**Set exercise:** Each entry must be given again exactly; images do not belong in the copy.

[Stored data]
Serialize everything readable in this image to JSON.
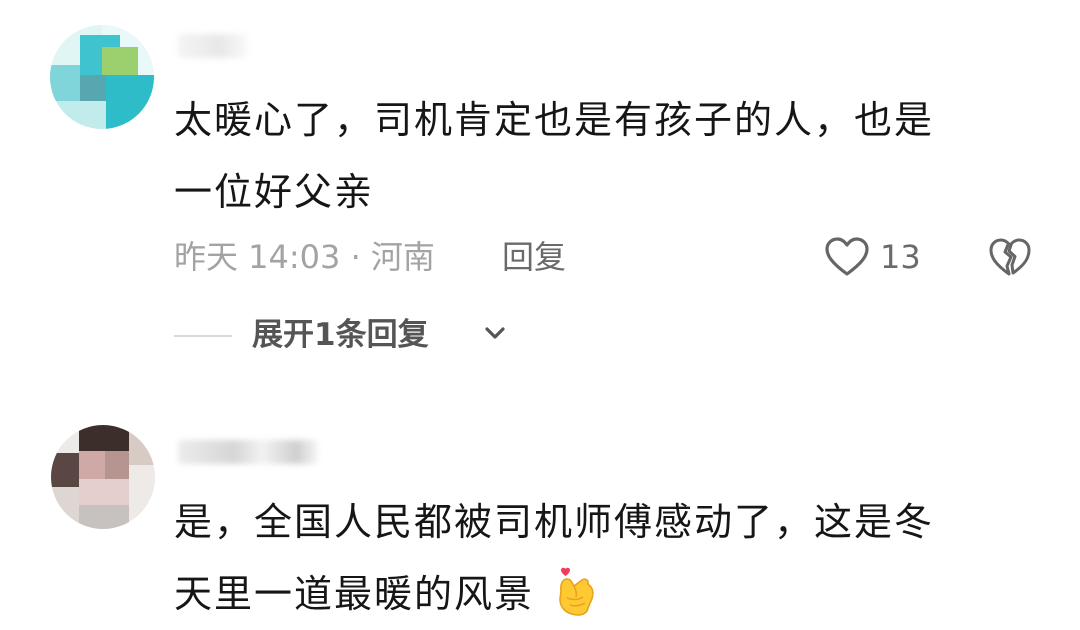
{
  "comments": [
    {
      "text_line1": "太暖心了，司机肯定也是有孩子的人，也是",
      "text_line2": "一位好父亲",
      "meta": "昨天 14:03 · 河南",
      "reply_label": "回复",
      "likes": "13",
      "expand_replies_label": "展开1条回复"
    },
    {
      "text_line1": "是，全国人民都被司机师傅感动了，这是冬",
      "text_line2": "天里一道最暖的风景"
    }
  ],
  "icons": {
    "like": "heart-outline-icon",
    "dislike": "broken-heart-icon",
    "expand": "chevron-down-icon",
    "emoji": "finger-heart-emoji"
  },
  "colors": {
    "text": "#161616",
    "meta": "#a3a3a3",
    "action": "#6a6a6a",
    "divider": "#d9d9d9"
  }
}
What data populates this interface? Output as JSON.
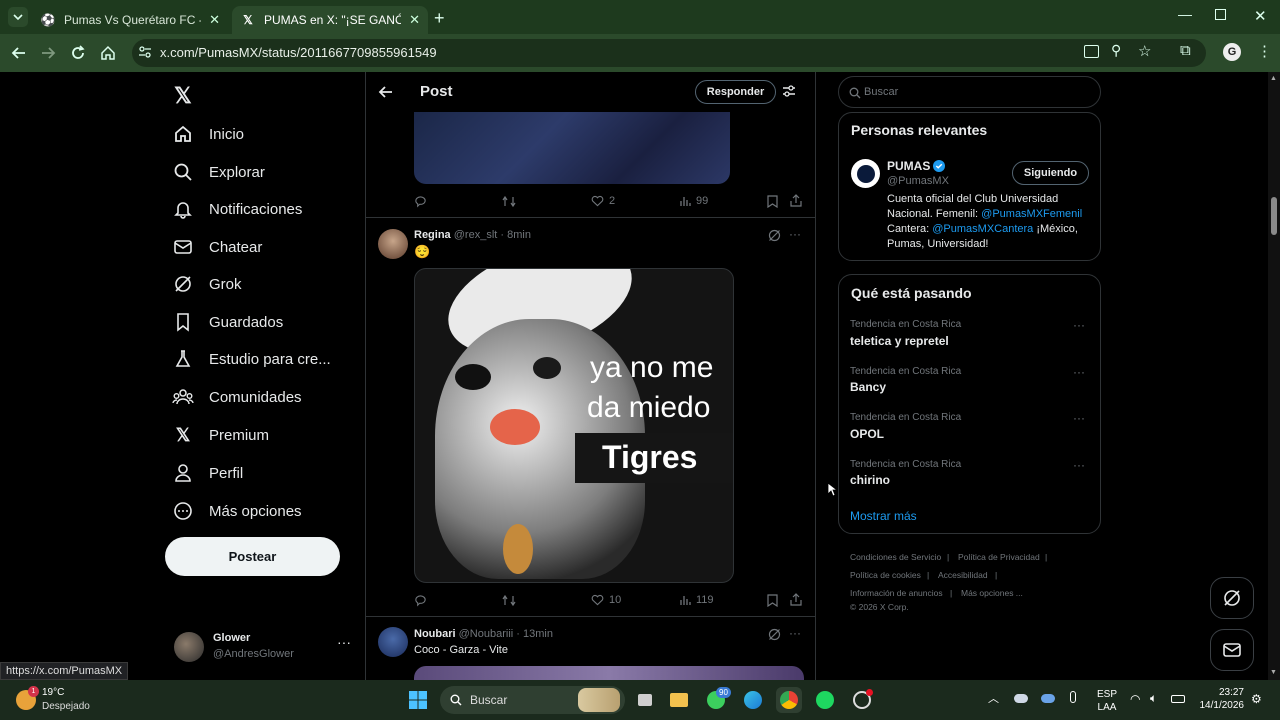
{
  "browser": {
    "tabs": [
      {
        "title": "Pumas Vs Querétaro FC - Alinea",
        "active": false
      },
      {
        "title": "PUMAS en X: \"¡SE GANÓ EN EL",
        "active": true
      }
    ],
    "url": "x.com/PumasMX/status/2011667709855961549",
    "profile_initial": "G"
  },
  "sidebar": {
    "items": [
      {
        "label": "Inicio",
        "icon": "home-icon"
      },
      {
        "label": "Explorar",
        "icon": "search-icon"
      },
      {
        "label": "Notificaciones",
        "icon": "bell-icon"
      },
      {
        "label": "Chatear",
        "icon": "mail-icon"
      },
      {
        "label": "Grok",
        "icon": "grok-icon"
      },
      {
        "label": "Guardados",
        "icon": "bookmark-icon"
      },
      {
        "label": "Estudio para cre...",
        "icon": "flask-icon"
      },
      {
        "label": "Comunidades",
        "icon": "people-icon"
      },
      {
        "label": "Premium",
        "icon": "x-logo-icon"
      },
      {
        "label": "Perfil",
        "icon": "person-icon"
      },
      {
        "label": "Más opciones",
        "icon": "more-circle-icon"
      }
    ],
    "post_button": "Postear",
    "account": {
      "name": "Glower",
      "handle": "@AndresGlower"
    }
  },
  "header": {
    "title": "Post",
    "reply_button": "Responder"
  },
  "posts": [
    {
      "actions": {
        "replies": "",
        "retweets": "",
        "likes": "2",
        "views": "99"
      }
    },
    {
      "author": "Regina",
      "handle": "@rex_slt",
      "time": "8min",
      "text": "😌",
      "image_text": {
        "line1": "ya no me",
        "line2": "da miedo",
        "label": "Tigres"
      },
      "actions": {
        "replies": "",
        "retweets": "",
        "likes": "10",
        "views": "119"
      }
    },
    {
      "author": "Noubari",
      "handle": "@Noubariii",
      "time": "13min",
      "text": "Coco - Garza - Vite"
    }
  ],
  "right": {
    "search_placeholder": "Buscar",
    "relevant_title": "Personas relevantes",
    "relevant_person": {
      "name": "PUMAS",
      "handle": "@PumasMX",
      "follow_button": "Siguiendo",
      "bio_1": "Cuenta oficial del Club Universidad",
      "bio_2a": "Nacional. Femenil: ",
      "bio_2b": "@PumasMXFemenil",
      "bio_3a": "Cantera: ",
      "bio_3b": "@PumasMXCantera",
      "bio_3c": " ¡México,",
      "bio_4": "Pumas, Universidad!"
    },
    "trends_title": "Qué está pasando",
    "trends": [
      {
        "category": "Tendencia en Costa Rica",
        "name": "teletica y repretel"
      },
      {
        "category": "Tendencia en Costa Rica",
        "name": "Bancy"
      },
      {
        "category": "Tendencia en Costa Rica",
        "name": "OPOL"
      },
      {
        "category": "Tendencia en Costa Rica",
        "name": "chirino"
      }
    ],
    "show_more": "Mostrar más",
    "footer": {
      "terms": "Condiciones de Servicio",
      "privacy": "Política de Privacidad",
      "cookies": "Política de cookies",
      "accessibility": "Accesibilidad",
      "ads": "Información de anuncios",
      "more": "Más opciones ...",
      "copyright": "© 2026 X Corp."
    }
  },
  "status_url": "https://x.com/PumasMX",
  "taskbar": {
    "weather_temp": "19°C",
    "weather_desc": "Despejado",
    "search": "Buscar",
    "lang_1": "ESP",
    "lang_2": "LAA",
    "time": "23:27",
    "date": "14/1/2026",
    "badge_count": "90"
  },
  "colors": {
    "accent": "#1d9bf0",
    "verified": "#1d9bf0",
    "bg": "#000000",
    "border": "#2f3336"
  }
}
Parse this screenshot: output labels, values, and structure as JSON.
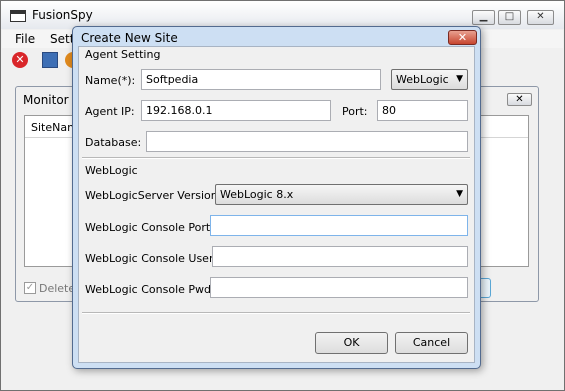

**Finished answer:**
Serialize everything readable in this image to JSON.
{
  "comments": [
    {
      "text_line1": "太暖心了，司机肯定也是有孩子的人，也是",
      "text_line2": "一位好父亲",
      "meta": "昨天 14:03 · 河南",
      "reply_label": "回复",
      "likes": "13",
      "expand_replies_label": "展开1条回复"
    },
    {
      "text_line1": "是，全国人民都被司机师傅感动了，这是冬",
      "text_line2": "天里一道最暖的风景"
    }
  ],
  "icons": {
    "like": "heart-outline-icon",
    "dislike": "broken-heart-icon",
    "expand": "chevron-down-icon",
    "emoji": "finger-heart-emoji"
  },
  "colors": {
    "text": "#161616",
    "meta": "#a3a3a3",
    "action": "#6a6a6a",
    "divider": "#d9d9d9"
  }
}
What data populates this interface? Output as JSON.
{
  "browser": {
    "tabs": [
      {
        "title": "Pumas Vs Querétaro FC - Alinea",
        "active": false
      },
      {
        "title": "PUMAS en X: \"¡SE GANÓ EN EL",
        "active": true
      }
    ],
    "url": "x.com/PumasMX/status/2011667709855961549",
    "profile_initial": "G"
  },
  "sidebar": {
    "items": [
      {
        "label": "Inicio",
        "icon": "home-icon"
      },
      {
        "label": "Explorar",
        "icon": "search-icon"
      },
      {
        "label": "Notificaciones",
        "icon": "bell-icon"
      },
      {
        "label": "Chatear",
        "icon": "mail-icon"
      },
      {
        "label": "Grok",
        "icon": "grok-icon"
      },
      {
        "label": "Guardados",
        "icon": "bookmark-icon"
      },
      {
        "label": "Estudio para cre...",
        "icon": "flask-icon"
      },
      {
        "label": "Comunidades",
        "icon": "people-icon"
      },
      {
        "label": "Premium",
        "icon": "x-logo-icon"
      },
      {
        "label": "Perfil",
        "icon": "person-icon"
      },
      {
        "label": "Más opciones",
        "icon": "more-circle-icon"
      }
    ],
    "post_button": "Postear",
    "account": {
      "name": "Glower",
      "handle": "@AndresGlower"
    }
  },
  "header": {
    "title": "Post",
    "reply_button": "Responder"
  },
  "posts": [
    {
      "actions": {
        "replies": "",
        "retweets": "",
        "likes": "2",
        "views": "99"
      }
    },
    {
      "author": "Regina",
      "handle": "@rex_slt",
      "time": "8min",
      "text": "😌",
      "image_text": {
        "line1": "ya no me",
        "line2": "da miedo",
        "label": "Tigres"
      },
      "actions": {
        "replies": "",
        "retweets": "",
        "likes": "10",
        "views": "119"
      }
    },
    {
      "author": "Noubari",
      "handle": "@Noubariii",
      "time": "13min",
      "text": "Coco - Garza - Vite"
    }
  ],
  "right": {
    "search_placeholder": "Buscar",
    "relevant_title": "Personas relevantes",
    "relevant_person": {
      "name": "PUMAS",
      "handle": "@PumasMX",
      "follow_button": "Siguiendo",
      "bio_1": "Cuenta oficial del Club Universidad",
      "bio_2a": "Nacional. Femenil: ",
      "bio_2b": "@PumasMXFemenil",
      "bio_3a": "Cantera: ",
      "bio_3b": "@PumasMXCantera",
      "bio_3c": " ¡México,",
      "bio_4": "Pumas, Universidad!"
    },
    "trends_title": "Qué está pasando",
    "trends": [
      {
        "category": "Tendencia en Costa Rica",
        "name": "teletica y repretel"
      },
      {
        "category": "Tendencia en Costa Rica",
        "name": "Bancy"
      },
      {
        "category": "Tendencia en Costa Rica",
        "name": "OPOL"
      },
      {
        "category": "Tendencia en Costa Rica",
        "name": "chirino"
      }
    ],
    "show_more": "Mostrar más",
    "footer": {
      "terms": "Condiciones de Servicio",
      "privacy": "Política de Privacidad",
      "cookies": "Política de cookies",
      "accessibility": "Accesibilidad",
      "ads": "Información de anuncios",
      "more": "Más opciones ...",
      "copyright": "© 2026 X Corp."
    }
  },
  "status_url": "https://x.com/PumasMX",
  "taskbar": {
    "weather_temp": "19°C",
    "weather_desc": "Despejado",
    "search": "Buscar",
    "lang_1": "ESP",
    "lang_2": "LAA",
    "time": "23:27",
    "date": "14/1/2026",
    "badge_count": "90"
  },
  "colors": {
    "accent": "#1d9bf0",
    "verified": "#1d9bf0",
    "bg": "#000000",
    "border": "#2f3336"
  }
}
Parse this screenshot: output labels, values, and structure as JSON.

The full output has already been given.